What the task requires
Lines containing the word "حالة" are the ones to copy from the records below.

Dataset records
· · · · ·
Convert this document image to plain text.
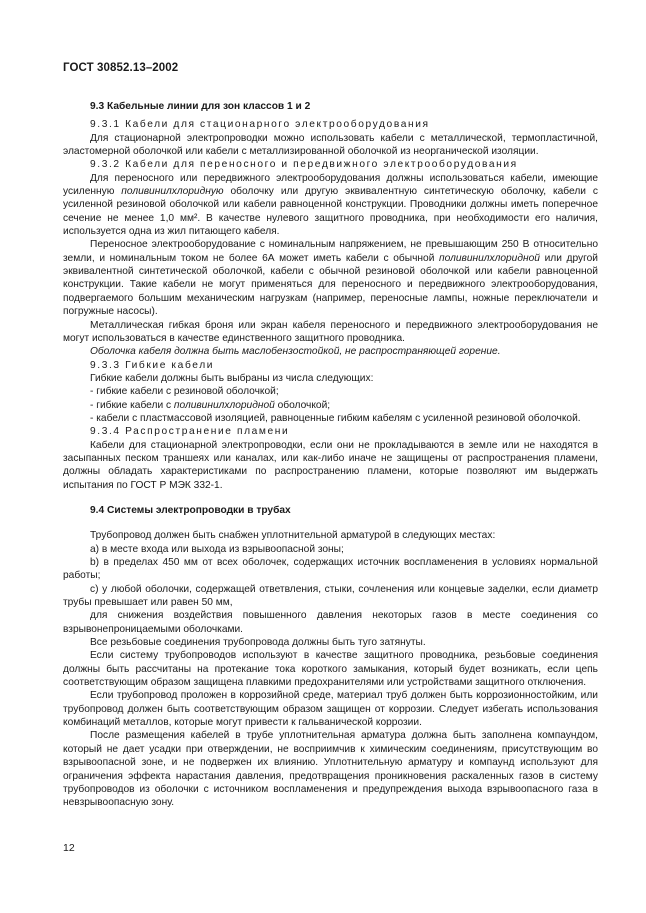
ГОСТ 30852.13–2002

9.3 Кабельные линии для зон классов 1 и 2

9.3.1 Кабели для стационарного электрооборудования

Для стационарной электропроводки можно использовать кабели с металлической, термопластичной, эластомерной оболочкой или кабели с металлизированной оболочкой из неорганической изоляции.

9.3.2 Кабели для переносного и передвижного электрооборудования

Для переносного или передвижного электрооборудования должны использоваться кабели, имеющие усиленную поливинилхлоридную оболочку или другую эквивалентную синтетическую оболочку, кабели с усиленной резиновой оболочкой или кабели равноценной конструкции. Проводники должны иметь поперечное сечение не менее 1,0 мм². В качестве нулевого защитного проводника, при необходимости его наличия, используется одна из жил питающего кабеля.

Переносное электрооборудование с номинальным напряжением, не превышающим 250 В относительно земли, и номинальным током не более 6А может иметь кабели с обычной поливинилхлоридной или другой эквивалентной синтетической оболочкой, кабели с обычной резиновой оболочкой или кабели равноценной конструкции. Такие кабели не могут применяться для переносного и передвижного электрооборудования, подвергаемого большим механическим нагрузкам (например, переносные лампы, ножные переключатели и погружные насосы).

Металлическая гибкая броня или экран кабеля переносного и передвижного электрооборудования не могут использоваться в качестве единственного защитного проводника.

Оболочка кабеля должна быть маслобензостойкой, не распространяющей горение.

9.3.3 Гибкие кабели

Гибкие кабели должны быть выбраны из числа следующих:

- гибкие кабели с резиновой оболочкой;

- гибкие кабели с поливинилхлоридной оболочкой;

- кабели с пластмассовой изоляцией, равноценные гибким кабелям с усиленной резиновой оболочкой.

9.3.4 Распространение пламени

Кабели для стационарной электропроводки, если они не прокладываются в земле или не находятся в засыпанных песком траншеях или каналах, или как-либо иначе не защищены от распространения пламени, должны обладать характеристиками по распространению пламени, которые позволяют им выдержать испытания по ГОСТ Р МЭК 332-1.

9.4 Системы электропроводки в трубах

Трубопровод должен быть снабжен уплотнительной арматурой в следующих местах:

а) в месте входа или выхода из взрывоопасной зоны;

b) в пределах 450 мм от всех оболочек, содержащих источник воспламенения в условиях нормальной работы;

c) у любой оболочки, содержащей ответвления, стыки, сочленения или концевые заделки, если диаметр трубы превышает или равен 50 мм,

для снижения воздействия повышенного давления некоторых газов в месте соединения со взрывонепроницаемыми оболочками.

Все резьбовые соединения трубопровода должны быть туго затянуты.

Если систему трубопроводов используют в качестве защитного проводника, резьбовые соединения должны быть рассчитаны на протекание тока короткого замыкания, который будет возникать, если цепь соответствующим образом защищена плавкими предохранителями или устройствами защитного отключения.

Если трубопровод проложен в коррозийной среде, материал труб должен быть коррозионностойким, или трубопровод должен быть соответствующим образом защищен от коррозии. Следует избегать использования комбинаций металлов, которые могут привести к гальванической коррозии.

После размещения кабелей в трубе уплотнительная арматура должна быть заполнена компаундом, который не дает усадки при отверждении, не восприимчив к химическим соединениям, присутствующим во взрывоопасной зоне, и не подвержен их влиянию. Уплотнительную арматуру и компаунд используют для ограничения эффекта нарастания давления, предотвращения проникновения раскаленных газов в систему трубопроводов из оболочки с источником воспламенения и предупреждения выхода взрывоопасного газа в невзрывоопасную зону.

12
· · · · ·
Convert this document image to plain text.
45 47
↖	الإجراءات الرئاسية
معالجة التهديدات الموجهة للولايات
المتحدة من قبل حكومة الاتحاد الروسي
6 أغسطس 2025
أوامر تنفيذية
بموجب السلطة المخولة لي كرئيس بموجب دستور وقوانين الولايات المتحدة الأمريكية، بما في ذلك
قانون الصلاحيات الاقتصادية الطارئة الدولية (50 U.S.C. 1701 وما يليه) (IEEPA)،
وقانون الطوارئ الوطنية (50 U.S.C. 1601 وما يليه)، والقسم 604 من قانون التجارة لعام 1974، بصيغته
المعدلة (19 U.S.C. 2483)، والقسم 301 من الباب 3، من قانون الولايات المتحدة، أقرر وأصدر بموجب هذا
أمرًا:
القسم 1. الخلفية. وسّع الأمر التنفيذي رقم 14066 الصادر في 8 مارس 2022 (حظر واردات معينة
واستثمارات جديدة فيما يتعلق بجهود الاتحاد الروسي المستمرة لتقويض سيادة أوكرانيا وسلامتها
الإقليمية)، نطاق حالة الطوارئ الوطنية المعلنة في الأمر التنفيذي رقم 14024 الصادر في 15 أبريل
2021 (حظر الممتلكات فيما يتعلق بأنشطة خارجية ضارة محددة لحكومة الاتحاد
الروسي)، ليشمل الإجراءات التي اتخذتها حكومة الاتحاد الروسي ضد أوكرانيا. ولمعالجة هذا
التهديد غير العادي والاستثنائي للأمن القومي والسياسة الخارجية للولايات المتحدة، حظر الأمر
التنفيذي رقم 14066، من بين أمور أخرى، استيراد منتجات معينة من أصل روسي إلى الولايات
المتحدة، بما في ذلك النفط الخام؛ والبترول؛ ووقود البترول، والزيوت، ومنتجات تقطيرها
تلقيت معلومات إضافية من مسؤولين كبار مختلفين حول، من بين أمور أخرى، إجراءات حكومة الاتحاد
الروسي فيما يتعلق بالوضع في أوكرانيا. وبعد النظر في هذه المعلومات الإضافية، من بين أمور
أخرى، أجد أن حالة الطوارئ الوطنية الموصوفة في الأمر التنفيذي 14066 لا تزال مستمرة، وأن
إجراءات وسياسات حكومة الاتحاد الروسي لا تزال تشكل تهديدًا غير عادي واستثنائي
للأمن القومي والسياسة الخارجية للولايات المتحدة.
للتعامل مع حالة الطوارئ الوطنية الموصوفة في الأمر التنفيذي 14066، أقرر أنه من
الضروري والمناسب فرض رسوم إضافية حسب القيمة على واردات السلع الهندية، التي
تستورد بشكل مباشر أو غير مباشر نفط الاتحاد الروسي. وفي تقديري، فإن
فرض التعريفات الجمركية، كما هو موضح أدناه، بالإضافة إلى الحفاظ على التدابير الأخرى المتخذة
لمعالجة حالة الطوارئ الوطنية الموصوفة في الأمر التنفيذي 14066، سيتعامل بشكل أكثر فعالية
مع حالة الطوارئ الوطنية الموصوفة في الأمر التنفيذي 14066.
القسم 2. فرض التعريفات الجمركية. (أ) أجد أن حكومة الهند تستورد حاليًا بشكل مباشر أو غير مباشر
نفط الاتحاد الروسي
· · · · ·
Full answer
الإقليمية)، نطاق حالة الطوارئ الوطنية المعلنة في الأمر التنفيذي رقم 14024 الصادر في 15 أبريل
أخرى، أجد أن حالة الطوارئ الوطنية الموصوفة في الأمر التنفيذي 14066 لا تزال مستمرة، وأن
للتعامل مع حالة الطوارئ الوطنية الموصوفة في الأمر التنفيذي 14066، أقرر أنه من
لمعالجة حالة الطوارئ الوطنية الموصوفة في الأمر التنفيذي 14066، سيتعامل بشكل أكثر فعالية
مع حالة الطوارئ الوطنية الموصوفة في الأمر التنفيذي 14066.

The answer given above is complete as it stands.